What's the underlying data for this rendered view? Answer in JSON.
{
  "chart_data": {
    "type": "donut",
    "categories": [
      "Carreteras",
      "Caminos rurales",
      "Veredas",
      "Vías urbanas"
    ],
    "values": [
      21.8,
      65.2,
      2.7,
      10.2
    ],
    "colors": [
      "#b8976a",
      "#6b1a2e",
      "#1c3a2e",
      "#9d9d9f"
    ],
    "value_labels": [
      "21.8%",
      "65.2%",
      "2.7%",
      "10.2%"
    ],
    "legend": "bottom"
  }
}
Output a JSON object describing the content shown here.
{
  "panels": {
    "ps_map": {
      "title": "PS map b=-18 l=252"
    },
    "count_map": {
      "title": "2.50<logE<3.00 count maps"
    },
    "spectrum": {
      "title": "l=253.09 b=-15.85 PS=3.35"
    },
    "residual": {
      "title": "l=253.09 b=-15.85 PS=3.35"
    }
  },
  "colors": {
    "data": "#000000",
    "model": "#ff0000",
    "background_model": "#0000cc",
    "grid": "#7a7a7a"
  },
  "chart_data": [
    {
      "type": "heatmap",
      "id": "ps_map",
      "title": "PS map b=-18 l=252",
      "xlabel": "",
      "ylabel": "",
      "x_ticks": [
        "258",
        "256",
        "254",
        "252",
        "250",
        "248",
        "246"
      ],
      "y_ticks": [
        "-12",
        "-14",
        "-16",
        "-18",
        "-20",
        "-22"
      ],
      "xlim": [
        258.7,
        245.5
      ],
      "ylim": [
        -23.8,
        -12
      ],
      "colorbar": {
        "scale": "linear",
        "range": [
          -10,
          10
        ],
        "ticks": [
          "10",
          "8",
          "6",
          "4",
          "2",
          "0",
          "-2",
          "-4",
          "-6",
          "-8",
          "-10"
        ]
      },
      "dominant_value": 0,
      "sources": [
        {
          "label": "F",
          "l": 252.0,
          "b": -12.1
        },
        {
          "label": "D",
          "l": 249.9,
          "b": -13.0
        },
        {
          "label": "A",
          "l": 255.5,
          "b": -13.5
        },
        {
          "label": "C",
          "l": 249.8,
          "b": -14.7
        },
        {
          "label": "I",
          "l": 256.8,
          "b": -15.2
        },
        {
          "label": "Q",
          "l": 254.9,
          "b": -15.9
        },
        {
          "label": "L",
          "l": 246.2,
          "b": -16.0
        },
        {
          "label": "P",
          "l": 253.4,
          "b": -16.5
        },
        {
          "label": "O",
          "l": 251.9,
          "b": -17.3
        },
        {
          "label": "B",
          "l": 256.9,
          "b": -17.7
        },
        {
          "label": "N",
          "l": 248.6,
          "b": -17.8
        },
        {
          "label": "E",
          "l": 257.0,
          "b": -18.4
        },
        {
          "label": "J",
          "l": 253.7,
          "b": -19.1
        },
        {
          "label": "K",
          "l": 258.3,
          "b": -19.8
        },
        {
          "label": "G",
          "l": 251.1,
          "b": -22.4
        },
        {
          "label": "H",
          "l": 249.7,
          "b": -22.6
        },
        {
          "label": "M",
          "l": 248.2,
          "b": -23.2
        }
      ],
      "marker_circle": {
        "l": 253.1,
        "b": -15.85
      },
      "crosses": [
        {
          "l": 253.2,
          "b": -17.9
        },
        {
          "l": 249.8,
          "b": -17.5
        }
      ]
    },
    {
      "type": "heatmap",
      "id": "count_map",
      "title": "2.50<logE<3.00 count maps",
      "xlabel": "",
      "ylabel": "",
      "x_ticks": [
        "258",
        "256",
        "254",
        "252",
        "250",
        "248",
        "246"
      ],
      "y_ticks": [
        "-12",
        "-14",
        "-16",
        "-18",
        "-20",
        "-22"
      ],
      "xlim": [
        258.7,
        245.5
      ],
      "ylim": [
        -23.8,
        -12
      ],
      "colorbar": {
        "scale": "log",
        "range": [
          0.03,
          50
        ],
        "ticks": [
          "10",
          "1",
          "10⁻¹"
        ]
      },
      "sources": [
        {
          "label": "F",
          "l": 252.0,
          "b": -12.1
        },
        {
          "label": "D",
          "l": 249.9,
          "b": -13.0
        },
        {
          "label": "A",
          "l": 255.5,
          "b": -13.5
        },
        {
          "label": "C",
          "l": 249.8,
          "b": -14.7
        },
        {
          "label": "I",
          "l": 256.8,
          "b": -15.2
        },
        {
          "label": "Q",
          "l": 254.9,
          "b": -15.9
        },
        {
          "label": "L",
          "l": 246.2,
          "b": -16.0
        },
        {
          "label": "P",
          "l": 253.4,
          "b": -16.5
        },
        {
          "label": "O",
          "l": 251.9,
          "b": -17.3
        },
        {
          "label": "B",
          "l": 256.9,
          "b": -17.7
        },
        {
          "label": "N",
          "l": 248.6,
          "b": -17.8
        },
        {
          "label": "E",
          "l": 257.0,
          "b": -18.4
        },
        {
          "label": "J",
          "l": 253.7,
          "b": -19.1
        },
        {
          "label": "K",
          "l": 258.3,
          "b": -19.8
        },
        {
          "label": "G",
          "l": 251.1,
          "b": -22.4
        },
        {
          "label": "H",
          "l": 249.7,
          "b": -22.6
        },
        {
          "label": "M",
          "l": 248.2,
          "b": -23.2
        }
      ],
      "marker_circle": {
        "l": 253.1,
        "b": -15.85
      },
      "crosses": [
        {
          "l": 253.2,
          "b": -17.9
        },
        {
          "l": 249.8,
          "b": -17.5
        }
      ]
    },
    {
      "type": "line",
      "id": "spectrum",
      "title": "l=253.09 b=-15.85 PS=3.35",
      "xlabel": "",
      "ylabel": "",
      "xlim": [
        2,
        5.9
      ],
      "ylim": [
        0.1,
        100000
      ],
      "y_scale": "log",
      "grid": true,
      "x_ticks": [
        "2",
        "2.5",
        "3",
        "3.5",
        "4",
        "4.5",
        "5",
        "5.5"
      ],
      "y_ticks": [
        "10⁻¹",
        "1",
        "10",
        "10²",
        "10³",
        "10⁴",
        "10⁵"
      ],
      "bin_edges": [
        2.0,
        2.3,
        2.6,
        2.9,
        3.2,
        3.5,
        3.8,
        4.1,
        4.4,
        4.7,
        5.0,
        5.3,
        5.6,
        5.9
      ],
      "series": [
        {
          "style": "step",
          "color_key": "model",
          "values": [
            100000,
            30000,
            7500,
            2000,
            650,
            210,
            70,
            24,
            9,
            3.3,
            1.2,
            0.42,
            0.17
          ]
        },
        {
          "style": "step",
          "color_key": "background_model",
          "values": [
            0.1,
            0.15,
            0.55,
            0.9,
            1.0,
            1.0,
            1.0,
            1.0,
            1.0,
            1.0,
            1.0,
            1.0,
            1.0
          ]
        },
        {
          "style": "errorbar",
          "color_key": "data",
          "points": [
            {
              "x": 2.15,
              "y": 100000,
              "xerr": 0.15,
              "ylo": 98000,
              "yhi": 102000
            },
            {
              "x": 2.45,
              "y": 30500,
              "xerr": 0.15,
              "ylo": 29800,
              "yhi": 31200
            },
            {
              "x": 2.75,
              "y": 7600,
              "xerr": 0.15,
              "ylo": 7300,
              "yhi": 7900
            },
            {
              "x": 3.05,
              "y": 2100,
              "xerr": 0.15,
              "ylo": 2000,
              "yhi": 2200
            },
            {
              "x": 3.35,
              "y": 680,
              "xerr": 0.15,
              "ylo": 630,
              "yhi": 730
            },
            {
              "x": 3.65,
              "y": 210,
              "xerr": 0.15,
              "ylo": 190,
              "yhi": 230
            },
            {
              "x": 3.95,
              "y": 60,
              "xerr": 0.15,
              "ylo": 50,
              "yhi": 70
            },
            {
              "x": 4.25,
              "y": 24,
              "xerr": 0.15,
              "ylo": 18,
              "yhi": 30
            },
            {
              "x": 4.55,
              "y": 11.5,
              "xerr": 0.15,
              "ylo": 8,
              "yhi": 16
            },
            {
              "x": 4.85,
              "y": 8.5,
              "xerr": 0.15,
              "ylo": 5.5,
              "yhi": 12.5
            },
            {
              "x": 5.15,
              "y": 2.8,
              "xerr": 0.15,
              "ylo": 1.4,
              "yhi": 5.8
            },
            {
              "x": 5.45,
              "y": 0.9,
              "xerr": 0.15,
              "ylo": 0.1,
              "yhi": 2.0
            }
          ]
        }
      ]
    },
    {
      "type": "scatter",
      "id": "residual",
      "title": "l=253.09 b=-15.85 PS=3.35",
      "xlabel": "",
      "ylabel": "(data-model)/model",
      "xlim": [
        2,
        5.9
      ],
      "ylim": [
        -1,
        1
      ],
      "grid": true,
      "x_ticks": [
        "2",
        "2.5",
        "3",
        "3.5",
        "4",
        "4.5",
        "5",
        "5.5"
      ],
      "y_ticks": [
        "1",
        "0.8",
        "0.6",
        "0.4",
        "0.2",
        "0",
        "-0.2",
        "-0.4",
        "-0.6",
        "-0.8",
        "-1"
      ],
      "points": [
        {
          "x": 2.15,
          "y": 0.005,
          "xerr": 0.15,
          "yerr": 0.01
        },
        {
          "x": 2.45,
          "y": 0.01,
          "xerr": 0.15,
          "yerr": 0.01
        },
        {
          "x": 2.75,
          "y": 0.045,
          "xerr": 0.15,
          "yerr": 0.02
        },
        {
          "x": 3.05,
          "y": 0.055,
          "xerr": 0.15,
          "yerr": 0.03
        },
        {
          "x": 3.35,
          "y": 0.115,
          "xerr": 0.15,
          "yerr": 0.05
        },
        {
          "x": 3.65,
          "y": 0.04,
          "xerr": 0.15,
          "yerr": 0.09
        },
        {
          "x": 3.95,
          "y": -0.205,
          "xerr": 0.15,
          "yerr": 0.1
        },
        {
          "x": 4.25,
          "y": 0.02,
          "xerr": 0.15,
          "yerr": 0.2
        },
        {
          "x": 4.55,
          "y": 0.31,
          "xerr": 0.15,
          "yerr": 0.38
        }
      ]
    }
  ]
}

--

Written instruction =>
Check every line of the data, and copy the ones that contain "JSON".

Answer =>
What's the underlying data for this rendered view? Answer in JSON.
Output a JSON object describing the content shown here.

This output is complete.